** START OF EXERCISE MATERIAL **

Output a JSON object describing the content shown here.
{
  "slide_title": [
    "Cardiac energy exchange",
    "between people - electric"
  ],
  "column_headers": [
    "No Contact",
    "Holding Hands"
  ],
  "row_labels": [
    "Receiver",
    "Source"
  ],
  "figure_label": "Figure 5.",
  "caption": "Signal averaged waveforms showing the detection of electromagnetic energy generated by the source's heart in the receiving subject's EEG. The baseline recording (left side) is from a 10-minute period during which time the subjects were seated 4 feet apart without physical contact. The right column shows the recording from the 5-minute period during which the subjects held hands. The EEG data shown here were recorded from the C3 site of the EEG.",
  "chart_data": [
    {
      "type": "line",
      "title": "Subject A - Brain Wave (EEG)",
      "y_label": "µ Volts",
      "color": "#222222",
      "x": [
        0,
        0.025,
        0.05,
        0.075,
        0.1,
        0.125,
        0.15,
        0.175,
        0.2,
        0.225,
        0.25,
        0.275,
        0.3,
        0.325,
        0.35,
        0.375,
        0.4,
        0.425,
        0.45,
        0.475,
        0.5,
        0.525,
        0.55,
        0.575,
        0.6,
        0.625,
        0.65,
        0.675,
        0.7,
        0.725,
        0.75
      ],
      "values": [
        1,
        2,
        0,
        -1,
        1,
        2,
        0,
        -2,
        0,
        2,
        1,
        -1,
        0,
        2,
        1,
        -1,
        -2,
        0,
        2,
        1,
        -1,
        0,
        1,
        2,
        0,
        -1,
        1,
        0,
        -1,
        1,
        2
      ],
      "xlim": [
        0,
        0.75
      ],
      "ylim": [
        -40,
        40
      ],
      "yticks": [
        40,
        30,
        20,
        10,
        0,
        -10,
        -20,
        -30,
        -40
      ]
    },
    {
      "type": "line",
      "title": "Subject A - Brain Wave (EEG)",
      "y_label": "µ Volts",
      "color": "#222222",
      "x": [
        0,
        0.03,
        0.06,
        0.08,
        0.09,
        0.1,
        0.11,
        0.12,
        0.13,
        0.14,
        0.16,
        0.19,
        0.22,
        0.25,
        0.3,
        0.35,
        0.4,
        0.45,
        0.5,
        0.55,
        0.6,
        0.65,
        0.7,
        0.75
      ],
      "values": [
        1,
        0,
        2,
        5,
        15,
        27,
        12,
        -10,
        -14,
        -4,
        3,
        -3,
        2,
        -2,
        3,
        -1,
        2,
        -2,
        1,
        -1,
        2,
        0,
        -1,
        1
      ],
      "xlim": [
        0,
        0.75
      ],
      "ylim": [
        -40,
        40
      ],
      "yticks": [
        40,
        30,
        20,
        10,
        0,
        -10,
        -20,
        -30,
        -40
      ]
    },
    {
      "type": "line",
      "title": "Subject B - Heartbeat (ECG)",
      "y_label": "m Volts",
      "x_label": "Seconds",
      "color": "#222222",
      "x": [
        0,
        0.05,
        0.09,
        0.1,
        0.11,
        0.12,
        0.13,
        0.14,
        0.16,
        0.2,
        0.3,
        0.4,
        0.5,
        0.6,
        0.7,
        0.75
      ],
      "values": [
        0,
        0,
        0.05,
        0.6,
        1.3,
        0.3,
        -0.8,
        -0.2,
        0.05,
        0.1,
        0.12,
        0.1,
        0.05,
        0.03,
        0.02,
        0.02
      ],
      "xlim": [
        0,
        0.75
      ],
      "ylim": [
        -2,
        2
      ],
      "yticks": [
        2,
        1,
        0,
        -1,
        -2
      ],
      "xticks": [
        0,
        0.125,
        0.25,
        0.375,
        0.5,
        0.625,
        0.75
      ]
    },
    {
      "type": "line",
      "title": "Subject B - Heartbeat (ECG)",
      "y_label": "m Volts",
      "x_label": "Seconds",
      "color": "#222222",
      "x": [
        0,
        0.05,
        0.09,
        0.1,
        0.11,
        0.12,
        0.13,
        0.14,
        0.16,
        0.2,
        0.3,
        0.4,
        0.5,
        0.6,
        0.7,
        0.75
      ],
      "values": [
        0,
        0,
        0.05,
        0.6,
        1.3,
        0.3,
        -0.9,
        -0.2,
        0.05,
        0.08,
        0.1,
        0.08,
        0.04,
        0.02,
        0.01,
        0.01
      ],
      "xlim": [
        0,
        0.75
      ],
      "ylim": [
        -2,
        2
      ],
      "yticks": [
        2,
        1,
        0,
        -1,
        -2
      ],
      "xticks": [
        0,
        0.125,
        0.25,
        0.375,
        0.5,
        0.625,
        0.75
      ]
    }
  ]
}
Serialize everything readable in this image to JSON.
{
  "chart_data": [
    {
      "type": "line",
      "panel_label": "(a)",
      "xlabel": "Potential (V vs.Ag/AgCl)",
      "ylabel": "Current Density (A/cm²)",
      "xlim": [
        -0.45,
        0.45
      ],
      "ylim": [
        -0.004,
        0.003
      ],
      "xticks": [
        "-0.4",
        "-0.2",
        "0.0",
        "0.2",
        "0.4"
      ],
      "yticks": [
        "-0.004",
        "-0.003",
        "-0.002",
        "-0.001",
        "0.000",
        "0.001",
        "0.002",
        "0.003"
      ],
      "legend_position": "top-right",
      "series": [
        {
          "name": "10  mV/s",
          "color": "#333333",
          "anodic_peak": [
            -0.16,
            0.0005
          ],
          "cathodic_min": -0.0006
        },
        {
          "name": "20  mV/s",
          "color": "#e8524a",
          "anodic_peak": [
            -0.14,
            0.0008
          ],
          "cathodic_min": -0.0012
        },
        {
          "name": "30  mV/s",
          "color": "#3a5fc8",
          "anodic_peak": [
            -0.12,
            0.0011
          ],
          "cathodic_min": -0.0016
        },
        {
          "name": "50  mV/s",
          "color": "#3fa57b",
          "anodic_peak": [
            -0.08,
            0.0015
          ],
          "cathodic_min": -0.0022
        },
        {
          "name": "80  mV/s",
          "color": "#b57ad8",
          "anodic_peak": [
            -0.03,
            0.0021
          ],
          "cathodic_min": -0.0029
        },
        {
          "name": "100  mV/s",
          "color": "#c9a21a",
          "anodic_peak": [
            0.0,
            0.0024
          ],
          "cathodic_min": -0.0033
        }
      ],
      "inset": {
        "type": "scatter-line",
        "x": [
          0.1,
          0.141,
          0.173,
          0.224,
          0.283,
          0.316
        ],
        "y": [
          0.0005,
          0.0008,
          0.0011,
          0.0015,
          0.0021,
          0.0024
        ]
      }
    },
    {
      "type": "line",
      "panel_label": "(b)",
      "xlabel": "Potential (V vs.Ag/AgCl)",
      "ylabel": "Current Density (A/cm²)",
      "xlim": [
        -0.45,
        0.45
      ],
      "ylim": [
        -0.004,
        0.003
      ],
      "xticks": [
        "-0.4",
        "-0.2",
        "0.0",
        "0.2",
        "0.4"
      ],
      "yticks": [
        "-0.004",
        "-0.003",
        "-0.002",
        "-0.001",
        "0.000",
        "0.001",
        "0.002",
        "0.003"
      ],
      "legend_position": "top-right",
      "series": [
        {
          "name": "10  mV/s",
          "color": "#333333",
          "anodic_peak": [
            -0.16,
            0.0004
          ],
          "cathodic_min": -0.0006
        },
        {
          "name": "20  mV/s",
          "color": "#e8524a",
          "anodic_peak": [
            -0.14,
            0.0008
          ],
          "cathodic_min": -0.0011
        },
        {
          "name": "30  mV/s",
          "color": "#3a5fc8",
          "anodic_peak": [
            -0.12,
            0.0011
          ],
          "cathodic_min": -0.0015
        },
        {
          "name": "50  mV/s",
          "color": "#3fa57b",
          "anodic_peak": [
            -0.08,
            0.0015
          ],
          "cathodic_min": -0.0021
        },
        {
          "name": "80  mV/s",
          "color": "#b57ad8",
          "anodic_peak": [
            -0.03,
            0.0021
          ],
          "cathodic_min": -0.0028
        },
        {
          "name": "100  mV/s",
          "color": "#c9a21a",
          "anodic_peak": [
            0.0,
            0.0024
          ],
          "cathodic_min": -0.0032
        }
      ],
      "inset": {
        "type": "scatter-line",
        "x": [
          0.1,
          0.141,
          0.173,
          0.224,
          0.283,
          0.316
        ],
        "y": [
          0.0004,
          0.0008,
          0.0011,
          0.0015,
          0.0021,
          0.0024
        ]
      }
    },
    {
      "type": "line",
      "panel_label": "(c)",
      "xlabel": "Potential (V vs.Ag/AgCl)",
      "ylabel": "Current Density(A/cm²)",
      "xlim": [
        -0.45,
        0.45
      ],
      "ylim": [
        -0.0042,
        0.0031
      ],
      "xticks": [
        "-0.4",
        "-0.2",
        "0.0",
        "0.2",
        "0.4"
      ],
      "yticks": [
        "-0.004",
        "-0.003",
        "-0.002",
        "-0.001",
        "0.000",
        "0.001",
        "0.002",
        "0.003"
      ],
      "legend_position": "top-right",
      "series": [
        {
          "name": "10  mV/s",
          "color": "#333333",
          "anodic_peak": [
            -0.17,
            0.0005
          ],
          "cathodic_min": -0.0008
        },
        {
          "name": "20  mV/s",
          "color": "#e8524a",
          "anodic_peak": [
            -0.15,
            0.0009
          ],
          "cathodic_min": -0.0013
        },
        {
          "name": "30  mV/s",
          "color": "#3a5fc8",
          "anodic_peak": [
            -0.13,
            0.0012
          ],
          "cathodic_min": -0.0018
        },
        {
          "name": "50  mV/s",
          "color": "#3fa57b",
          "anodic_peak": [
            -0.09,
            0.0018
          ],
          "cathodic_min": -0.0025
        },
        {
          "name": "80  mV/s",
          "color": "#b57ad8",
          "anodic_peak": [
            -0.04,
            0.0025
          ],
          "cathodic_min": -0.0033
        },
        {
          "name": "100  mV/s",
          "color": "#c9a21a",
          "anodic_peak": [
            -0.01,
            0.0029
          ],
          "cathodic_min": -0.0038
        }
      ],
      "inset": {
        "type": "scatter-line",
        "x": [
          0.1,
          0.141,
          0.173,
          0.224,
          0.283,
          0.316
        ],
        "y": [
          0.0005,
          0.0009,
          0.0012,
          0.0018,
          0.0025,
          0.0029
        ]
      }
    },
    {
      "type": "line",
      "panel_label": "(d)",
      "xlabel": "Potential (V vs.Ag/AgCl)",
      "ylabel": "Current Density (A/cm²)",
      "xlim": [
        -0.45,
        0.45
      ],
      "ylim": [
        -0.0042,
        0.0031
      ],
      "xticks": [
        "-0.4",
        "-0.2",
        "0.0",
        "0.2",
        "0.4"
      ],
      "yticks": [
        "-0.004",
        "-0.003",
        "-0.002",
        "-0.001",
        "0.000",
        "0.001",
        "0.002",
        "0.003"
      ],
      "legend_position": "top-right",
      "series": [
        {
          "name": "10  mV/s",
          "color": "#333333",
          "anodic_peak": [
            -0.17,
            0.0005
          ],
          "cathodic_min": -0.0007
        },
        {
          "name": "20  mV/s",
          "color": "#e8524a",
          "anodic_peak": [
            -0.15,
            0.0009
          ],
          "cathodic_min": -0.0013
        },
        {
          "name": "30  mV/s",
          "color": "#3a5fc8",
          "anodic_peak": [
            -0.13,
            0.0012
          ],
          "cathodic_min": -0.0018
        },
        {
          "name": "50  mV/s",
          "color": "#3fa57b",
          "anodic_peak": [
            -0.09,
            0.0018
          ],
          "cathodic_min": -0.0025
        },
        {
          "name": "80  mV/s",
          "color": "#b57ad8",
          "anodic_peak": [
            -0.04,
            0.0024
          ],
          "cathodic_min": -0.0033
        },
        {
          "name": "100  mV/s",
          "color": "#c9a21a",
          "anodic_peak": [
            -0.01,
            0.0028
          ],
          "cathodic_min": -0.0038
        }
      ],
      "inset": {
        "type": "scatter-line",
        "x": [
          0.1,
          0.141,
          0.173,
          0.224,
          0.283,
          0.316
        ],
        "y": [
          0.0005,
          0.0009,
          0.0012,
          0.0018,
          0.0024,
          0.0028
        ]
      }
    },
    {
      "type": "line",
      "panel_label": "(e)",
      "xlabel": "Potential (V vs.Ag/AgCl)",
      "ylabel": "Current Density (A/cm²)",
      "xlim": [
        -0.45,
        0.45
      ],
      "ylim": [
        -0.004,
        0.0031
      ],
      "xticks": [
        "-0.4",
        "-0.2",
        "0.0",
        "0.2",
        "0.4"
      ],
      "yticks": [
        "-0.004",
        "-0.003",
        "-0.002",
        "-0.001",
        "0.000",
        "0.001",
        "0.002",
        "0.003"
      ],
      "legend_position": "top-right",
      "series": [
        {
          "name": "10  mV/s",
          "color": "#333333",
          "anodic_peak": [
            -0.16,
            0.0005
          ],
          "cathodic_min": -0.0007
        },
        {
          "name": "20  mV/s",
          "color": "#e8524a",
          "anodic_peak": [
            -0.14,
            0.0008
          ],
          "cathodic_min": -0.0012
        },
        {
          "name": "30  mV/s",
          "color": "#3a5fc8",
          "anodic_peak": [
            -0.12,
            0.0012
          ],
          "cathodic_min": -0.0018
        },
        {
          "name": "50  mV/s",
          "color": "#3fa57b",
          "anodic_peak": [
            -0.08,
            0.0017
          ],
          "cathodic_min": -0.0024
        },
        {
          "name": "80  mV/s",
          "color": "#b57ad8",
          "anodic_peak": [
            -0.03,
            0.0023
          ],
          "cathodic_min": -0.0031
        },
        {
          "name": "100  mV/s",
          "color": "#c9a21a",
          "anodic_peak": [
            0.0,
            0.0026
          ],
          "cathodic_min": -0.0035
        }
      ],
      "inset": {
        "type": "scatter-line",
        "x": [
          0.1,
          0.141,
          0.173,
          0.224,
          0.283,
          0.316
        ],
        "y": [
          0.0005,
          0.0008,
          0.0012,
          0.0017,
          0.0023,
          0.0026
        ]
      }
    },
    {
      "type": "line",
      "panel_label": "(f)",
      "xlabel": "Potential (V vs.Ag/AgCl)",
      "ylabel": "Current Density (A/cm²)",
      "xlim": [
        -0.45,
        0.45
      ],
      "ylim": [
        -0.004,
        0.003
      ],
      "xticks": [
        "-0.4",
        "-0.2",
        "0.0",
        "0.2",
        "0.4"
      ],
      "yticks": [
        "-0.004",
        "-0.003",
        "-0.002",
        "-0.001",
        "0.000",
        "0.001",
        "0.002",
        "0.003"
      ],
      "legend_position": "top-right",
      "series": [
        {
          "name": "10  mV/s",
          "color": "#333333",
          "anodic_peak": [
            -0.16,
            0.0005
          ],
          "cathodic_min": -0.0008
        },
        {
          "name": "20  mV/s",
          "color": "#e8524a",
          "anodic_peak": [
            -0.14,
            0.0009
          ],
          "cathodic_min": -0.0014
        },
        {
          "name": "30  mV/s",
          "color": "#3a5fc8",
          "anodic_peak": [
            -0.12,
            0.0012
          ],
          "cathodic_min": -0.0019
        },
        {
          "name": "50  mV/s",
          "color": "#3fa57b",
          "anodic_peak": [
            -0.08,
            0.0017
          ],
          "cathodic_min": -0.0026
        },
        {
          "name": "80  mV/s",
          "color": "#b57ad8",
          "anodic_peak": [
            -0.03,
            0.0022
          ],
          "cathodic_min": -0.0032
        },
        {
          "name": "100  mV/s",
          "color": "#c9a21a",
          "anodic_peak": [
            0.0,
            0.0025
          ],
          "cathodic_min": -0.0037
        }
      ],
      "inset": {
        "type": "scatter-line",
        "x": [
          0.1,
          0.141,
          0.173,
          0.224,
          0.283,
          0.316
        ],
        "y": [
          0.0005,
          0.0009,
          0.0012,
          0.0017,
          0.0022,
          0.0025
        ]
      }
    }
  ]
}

** END OF EXERCISE MATERIAL **

## [GIVEN PROBLEM]
From the data, list each line in which the string "here" appears.

## [EXERCISE SOLUTION]
Output a JSON object describing the content shown here.
  "caption": "Signal averaged waveforms showing the detection of electromagnetic energy generated by the source's heart in the receiving subject's EEG. The baseline recording (left side) is from a 10-minute period during which time the subjects were seated 4 feet apart without physical contact. The right column shows the recording from the 5-minute period during which the subjects held hands. The EEG data shown here were recorded from the C3 site of the EEG.",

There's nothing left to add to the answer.